Make an exact copy of all the records.

[Recorded data]
%%
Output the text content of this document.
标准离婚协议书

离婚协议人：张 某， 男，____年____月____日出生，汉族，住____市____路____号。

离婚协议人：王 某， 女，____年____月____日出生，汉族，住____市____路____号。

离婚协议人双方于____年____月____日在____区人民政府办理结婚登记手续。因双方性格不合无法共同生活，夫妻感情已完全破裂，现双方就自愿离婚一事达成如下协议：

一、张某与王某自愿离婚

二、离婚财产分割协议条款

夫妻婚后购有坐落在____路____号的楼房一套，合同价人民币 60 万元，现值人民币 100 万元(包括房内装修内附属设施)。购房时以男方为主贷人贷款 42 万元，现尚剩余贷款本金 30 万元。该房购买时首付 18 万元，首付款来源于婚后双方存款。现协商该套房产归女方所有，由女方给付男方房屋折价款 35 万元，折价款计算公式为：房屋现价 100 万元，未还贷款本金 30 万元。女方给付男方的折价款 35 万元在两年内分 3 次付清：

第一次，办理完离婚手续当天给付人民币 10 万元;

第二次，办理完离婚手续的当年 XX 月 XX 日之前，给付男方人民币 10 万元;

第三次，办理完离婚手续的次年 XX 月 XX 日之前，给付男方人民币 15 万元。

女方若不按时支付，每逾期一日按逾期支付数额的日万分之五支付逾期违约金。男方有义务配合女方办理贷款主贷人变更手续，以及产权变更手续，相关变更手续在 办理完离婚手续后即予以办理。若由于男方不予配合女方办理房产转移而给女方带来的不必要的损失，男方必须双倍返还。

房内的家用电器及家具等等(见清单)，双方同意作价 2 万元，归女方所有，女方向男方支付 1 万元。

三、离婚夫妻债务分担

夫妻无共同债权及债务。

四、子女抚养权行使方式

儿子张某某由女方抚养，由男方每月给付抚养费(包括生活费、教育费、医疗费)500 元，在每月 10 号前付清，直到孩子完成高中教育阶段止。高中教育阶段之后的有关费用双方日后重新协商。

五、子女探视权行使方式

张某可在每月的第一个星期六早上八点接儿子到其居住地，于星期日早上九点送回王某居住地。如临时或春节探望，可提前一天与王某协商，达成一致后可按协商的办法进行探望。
%%
▶ **COMPLETE OUTPUT**
Output the text content of this document.
标准离婚协议书

离婚协议人：张 某， 男，____年____月____日出生，汉族，住____市____路____号。

离婚协议人：王 某， 女，____年____月____日出生，汉族，住____市____路____号。

离婚协议人双方于____年____月____日在____区人民政府办理结婚登记手续。因双方性格不合无法共同生活，夫妻感情已完全破裂，现双方就自愿离婚一事达成如下协议：

一、张某与王某自愿离婚

二、离婚财产分割协议条款

夫妻婚后购有坐落在____路____号的楼房一套，合同价人民币 60 万元，现值人民币 100 万元(包括房内装修内附属设施)。购房时以男方为主贷人贷款 42 万元，现尚剩余贷款本金 30 万元。该房购买时首付 18 万元，首付款来源于婚后双方存款。现协商该套房产归女方所有，由女方给付男方房屋折价款 35 万元，折价款计算公式为：房屋现价 100 万元，未还贷款本金 30 万元。女方给付男方的折价款 35 万元在两年内分 3 次付清：

第一次，办理完离婚手续当天给付人民币 10 万元;

第二次，办理完离婚手续的当年 XX 月 XX 日之前，给付男方人民币 10 万元;

第三次，办理完离婚手续的次年 XX 月 XX 日之前，给付男方人民币 15 万元。

女方若不按时支付，每逾期一日按逾期支付数额的日万分之五支付逾期违约金。男方有义务配合女方办理贷款主贷人变更手续，以及产权变更手续，相关变更手续在 办理完离婚手续后即予以办理。若由于男方不予配合女方办理房产转移而给女方带来的不必要的损失，男方必须双倍返还。

房内的家用电器及家具等等(见清单)，双方同意作价 2 万元，归女方所有，女方向男方支付 1 万元。

三、离婚夫妻债务分担

夫妻无共同债权及债务。

四、子女抚养权行使方式

儿子张某某由女方抚养，由男方每月给付抚养费(包括生活费、教育费、医疗费)500 元，在每月 10 号前付清，直到孩子完成高中教育阶段止。高中教育阶段之后的有关费用双方日后重新协商。

五、子女探视权行使方式

张某可在每月的第一个星期六早上八点接儿子到其居住地，于星期日早上九点送回王某居住地。如临时或春节探望，可提前一天与王某协商，达成一致后可按协商的办法进行探望。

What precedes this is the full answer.